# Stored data
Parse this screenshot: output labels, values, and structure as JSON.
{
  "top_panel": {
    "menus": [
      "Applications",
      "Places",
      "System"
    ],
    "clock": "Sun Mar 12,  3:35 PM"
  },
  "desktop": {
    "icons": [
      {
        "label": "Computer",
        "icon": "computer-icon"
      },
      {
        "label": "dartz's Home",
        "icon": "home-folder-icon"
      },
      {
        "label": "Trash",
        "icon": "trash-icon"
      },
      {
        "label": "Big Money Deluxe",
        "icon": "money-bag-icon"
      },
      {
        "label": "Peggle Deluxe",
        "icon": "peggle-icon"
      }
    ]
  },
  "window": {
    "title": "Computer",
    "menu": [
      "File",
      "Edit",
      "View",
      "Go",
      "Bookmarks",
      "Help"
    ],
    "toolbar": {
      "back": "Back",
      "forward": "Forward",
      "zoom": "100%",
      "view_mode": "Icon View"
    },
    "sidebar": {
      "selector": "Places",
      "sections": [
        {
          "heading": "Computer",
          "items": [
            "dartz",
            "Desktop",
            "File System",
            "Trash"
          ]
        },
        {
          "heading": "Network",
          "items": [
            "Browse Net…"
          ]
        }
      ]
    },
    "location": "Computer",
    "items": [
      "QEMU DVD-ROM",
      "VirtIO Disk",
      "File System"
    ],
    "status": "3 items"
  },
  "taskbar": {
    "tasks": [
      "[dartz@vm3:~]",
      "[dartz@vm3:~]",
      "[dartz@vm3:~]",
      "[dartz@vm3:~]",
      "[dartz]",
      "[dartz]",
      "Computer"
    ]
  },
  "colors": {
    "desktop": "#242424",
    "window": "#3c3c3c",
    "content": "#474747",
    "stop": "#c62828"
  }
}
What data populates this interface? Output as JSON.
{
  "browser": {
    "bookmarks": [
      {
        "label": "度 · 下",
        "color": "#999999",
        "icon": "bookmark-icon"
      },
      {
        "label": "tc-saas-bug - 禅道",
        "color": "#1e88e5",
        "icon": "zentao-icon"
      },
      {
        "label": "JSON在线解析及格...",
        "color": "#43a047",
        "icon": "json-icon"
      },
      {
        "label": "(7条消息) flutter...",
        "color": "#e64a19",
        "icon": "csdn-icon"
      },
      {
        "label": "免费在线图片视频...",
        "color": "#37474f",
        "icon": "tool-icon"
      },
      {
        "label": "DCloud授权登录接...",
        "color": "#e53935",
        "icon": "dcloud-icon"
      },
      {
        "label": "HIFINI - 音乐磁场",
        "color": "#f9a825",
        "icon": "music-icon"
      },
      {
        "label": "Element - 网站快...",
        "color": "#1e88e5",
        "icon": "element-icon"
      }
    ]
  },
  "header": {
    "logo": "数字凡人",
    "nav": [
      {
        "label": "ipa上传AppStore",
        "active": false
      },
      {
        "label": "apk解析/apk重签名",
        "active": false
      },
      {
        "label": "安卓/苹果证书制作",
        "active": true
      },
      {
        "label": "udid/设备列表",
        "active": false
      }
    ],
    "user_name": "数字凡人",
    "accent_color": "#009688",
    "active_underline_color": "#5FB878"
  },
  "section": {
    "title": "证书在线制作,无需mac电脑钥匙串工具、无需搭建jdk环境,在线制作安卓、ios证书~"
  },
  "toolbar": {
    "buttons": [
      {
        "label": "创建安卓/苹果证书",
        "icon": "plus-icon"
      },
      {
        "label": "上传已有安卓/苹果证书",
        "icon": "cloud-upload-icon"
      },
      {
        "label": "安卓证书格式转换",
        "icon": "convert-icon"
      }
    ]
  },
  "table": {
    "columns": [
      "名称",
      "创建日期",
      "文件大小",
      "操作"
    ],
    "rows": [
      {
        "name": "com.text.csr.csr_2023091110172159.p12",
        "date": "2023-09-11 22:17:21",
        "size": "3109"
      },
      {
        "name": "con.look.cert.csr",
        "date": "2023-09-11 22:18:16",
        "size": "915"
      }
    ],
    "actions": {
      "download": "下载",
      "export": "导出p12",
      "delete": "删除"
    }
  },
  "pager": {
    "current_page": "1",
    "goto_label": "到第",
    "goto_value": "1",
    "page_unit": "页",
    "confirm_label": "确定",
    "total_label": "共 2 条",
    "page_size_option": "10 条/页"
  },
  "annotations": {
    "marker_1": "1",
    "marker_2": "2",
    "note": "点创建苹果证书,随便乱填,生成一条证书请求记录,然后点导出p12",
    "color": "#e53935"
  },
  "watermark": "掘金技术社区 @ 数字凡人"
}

# WRITTEN EXERCISE
Nothing may be left out: return each entry exactly as it reads.

# RESULT FOR THIS TASK
Parse this screenshot: output labels, values, and structure as JSON.
{
  "top_panel": {
    "menus": [
      "Applications",
      "Places",
      "System"
    ],
    "clock": "Sun Mar 12,  3:35 PM"
  },
  "desktop": {
    "icons": [
      {
        "label": "Computer",
        "icon": "computer-icon"
      },
      {
        "label": "dartz's Home",
        "icon": "home-folder-icon"
      },
      {
        "label": "Trash",
        "icon": "trash-icon"
      },
      {
        "label": "Big Money Deluxe",
        "icon": "money-bag-icon"
      },
      {
        "label": "Peggle Deluxe",
        "icon": "peggle-icon"
      }
    ]
  },
  "window": {
    "title": "Computer",
    "menu": [
      "File",
      "Edit",
      "View",
      "Go",
      "Bookmarks",
      "Help"
    ],
    "toolbar": {
      "back": "Back",
      "forward": "Forward",
      "zoom": "100%",
      "view_mode": "Icon View"
    },
    "sidebar": {
      "selector": "Places",
      "sections": [
        {
          "heading": "Computer",
          "items": [
            "dartz",
            "Desktop",
            "File System",
            "Trash"
          ]
        },
        {
          "heading": "Network",
          "items": [
            "Browse Net…"
          ]
        }
      ]
    },
    "location": "Computer",
    "items": [
      "QEMU DVD-ROM",
      "VirtIO Disk",
      "File System"
    ],
    "status": "3 items"
  },
  "taskbar": {
    "tasks": [
      "[dartz@vm3:~]",
      "[dartz@vm3:~]",
      "[dartz@vm3:~]",
      "[dartz@vm3:~]",
      "[dartz]",
      "[dartz]",
      "Computer"
    ]
  },
  "colors": {
    "desktop": "#242424",
    "window": "#3c3c3c",
    "content": "#474747",
    "stop": "#c62828"
  }
}
What data populates this interface? Output as JSON.
{
  "browser": {
    "bookmarks": [
      {
        "label": "度 · 下",
        "color": "#999999",
        "icon": "bookmark-icon"
      },
      {
        "label": "tc-saas-bug - 禅道",
        "color": "#1e88e5",
        "icon": "zentao-icon"
      },
      {
        "label": "JSON在线解析及格...",
        "color": "#43a047",
        "icon": "json-icon"
      },
      {
        "label": "(7条消息) flutter...",
        "color": "#e64a19",
        "icon": "csdn-icon"
      },
      {
        "label": "免费在线图片视频...",
        "color": "#37474f",
        "icon": "tool-icon"
      },
      {
        "label": "DCloud授权登录接...",
        "color": "#e53935",
        "icon": "dcloud-icon"
      },
      {
        "label": "HIFINI - 音乐磁场",
        "color": "#f9a825",
        "icon": "music-icon"
      },
      {
        "label": "Element - 网站快...",
        "color": "#1e88e5",
        "icon": "element-icon"
      }
    ]
  },
  "header": {
    "logo": "数字凡人",
    "nav": [
      {
        "label": "ipa上传AppStore",
        "active": false
      },
      {
        "label": "apk解析/apk重签名",
        "active": false
      },
      {
        "label": "安卓/苹果证书制作",
        "active": true
      },
      {
        "label": "udid/设备列表",
        "active": false
      }
    ],
    "user_name": "数字凡人",
    "accent_color": "#009688",
    "active_underline_color": "#5FB878"
  },
  "section": {
    "title": "证书在线制作,无需mac电脑钥匙串工具、无需搭建jdk环境,在线制作安卓、ios证书~"
  },
  "toolbar": {
    "buttons": [
      {
        "label": "创建安卓/苹果证书",
        "icon": "plus-icon"
      },
      {
        "label": "上传已有安卓/苹果证书",
        "icon": "cloud-upload-icon"
      },
      {
        "label": "安卓证书格式转换",
        "icon": "convert-icon"
      }
    ]
  },
  "table": {
    "columns": [
      "名称",
      "创建日期",
      "文件大小",
      "操作"
    ],
    "rows": [
      {
        "name": "com.text.csr.csr_2023091110172159.p12",
        "date": "2023-09-11 22:17:21",
        "size": "3109"
      },
      {
        "name": "con.look.cert.csr",
        "date": "2023-09-11 22:18:16",
        "size": "915"
      }
    ],
    "actions": {
      "download": "下载",
      "export": "导出p12",
      "delete": "删除"
    }
  },
  "pager": {
    "current_page": "1",
    "goto_label": "到第",
    "goto_value": "1",
    "page_unit": "页",
    "confirm_label": "确定",
    "total_label": "共 2 条",
    "page_size_option": "10 条/页"
  },
  "annotations": {
    "marker_1": "1",
    "marker_2": "2",
    "note": "点创建苹果证书,随便乱填,生成一条证书请求记录,然后点导出p12",
    "color": "#e53935"
  },
  "watermark": "掘金技术社区 @ 数字凡人"
}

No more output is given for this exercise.